╭──

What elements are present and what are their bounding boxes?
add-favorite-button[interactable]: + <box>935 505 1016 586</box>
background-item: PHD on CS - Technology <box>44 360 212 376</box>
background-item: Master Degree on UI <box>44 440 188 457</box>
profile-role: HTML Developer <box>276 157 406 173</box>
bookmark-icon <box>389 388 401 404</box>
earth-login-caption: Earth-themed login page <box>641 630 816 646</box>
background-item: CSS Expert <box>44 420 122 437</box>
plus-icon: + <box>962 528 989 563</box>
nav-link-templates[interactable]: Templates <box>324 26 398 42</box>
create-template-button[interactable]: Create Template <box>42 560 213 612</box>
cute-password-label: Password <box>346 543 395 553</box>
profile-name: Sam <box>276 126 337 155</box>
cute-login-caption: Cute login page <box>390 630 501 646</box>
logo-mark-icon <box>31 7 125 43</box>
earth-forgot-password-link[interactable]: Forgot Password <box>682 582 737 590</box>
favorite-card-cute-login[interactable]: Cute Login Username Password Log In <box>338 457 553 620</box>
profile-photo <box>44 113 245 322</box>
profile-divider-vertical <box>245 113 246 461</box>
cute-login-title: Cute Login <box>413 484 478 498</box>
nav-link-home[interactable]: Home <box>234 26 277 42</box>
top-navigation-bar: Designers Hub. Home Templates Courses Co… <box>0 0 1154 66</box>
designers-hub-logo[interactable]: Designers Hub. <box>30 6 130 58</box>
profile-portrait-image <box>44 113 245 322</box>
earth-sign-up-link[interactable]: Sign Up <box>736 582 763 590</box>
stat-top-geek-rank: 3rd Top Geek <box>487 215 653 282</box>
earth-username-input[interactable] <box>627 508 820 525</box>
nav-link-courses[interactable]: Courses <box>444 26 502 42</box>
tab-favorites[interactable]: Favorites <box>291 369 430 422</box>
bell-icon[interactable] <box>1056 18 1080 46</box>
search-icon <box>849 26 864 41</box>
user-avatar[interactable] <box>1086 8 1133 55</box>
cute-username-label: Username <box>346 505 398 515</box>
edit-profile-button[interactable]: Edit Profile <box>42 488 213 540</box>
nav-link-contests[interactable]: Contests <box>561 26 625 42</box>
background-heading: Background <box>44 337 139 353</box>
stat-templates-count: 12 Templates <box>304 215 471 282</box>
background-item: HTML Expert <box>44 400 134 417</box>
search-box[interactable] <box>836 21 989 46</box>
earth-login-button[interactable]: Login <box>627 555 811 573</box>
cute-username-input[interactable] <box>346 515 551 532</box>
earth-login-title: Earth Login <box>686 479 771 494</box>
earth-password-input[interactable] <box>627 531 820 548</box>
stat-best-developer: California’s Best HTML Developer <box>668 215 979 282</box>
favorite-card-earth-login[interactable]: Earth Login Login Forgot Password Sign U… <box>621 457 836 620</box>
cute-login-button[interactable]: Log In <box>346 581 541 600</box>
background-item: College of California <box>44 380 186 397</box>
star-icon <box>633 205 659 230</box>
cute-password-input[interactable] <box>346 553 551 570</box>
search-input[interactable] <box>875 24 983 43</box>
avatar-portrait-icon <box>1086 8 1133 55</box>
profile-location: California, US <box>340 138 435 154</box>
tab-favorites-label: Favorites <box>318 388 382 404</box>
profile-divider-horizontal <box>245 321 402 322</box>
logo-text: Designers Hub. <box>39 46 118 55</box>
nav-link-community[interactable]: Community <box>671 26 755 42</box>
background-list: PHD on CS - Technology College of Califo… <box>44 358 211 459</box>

╰──

> Objetivo
Copie todas las líneas anteriores, una por una y sin alterar nada.

> Respuesta
What elements are present and what are their bounding boxes?
add-favorite-button[interactable]: + <box>935 505 1016 586</box>
background-item: PHD on CS - Technology <box>44 360 212 376</box>
background-item: Master Degree on UI <box>44 440 188 457</box>
profile-role: HTML Developer <box>276 157 406 173</box>
bookmark-icon <box>389 388 401 404</box>
earth-login-caption: Earth-themed login page <box>641 630 816 646</box>
background-item: CSS Expert <box>44 420 122 437</box>
plus-icon: + <box>962 528 989 563</box>
nav-link-templates[interactable]: Templates <box>324 26 398 42</box>
create-template-button[interactable]: Create Template <box>42 560 213 612</box>
cute-password-label: Password <box>346 543 395 553</box>
profile-name: Sam <box>276 126 337 155</box>
cute-login-caption: Cute login page <box>390 630 501 646</box>
logo-mark-icon <box>31 7 125 43</box>
earth-forgot-password-link[interactable]: Forgot Password <box>682 582 737 590</box>
favorite-card-cute-login[interactable]: Cute Login Username Password Log In <box>338 457 553 620</box>
profile-photo <box>44 113 245 322</box>
profile-divider-vertical <box>245 113 246 461</box>
cute-login-title: Cute Login <box>413 484 478 498</box>
nav-link-home[interactable]: Home <box>234 26 277 42</box>
top-navigation-bar: Designers Hub. Home Templates Courses Co… <box>0 0 1154 66</box>
designers-hub-logo[interactable]: Designers Hub. <box>30 6 130 58</box>
profile-portrait-image <box>44 113 245 322</box>
earth-sign-up-link[interactable]: Sign Up <box>736 582 763 590</box>
stat-top-geek-rank: 3rd Top Geek <box>487 215 653 282</box>
earth-username-input[interactable] <box>627 508 820 525</box>
nav-link-courses[interactable]: Courses <box>444 26 502 42</box>
tab-favorites[interactable]: Favorites <box>291 369 430 422</box>
bell-icon[interactable] <box>1056 18 1080 46</box>
search-icon <box>849 26 864 41</box>
user-avatar[interactable] <box>1086 8 1133 55</box>
cute-username-label: Username <box>346 505 398 515</box>
edit-profile-button[interactable]: Edit Profile <box>42 488 213 540</box>
nav-link-contests[interactable]: Contests <box>561 26 625 42</box>
background-heading: Background <box>44 337 139 353</box>
stat-templates-count: 12 Templates <box>304 215 471 282</box>
background-item: HTML Expert <box>44 400 134 417</box>
search-box[interactable] <box>836 21 989 46</box>
earth-login-button[interactable]: Login <box>627 555 811 573</box>
cute-username-input[interactable] <box>346 515 551 532</box>
earth-login-title: Earth Login <box>686 479 771 494</box>
earth-password-input[interactable] <box>627 531 820 548</box>
stat-best-developer: California’s Best HTML Developer <box>668 215 979 282</box>
favorite-card-earth-login[interactable]: Earth Login Login Forgot Password Sign U… <box>621 457 836 620</box>
cute-login-button[interactable]: Log In <box>346 581 541 600</box>
background-item: College of California <box>44 380 186 397</box>
star-icon <box>633 205 659 230</box>
cute-password-input[interactable] <box>346 553 551 570</box>
search-input[interactable] <box>875 24 983 43</box>
avatar-portrait-icon <box>1086 8 1133 55</box>
profile-location: California, US <box>340 138 435 154</box>
tab-favorites-label: Favorites <box>318 388 382 404</box>
profile-divider-horizontal <box>245 321 402 322</box>
logo-text: Designers Hub. <box>39 46 118 55</box>
nav-link-community[interactable]: Community <box>671 26 755 42</box>
background-list: PHD on CS - Technology College of Califo… <box>44 358 211 459</box>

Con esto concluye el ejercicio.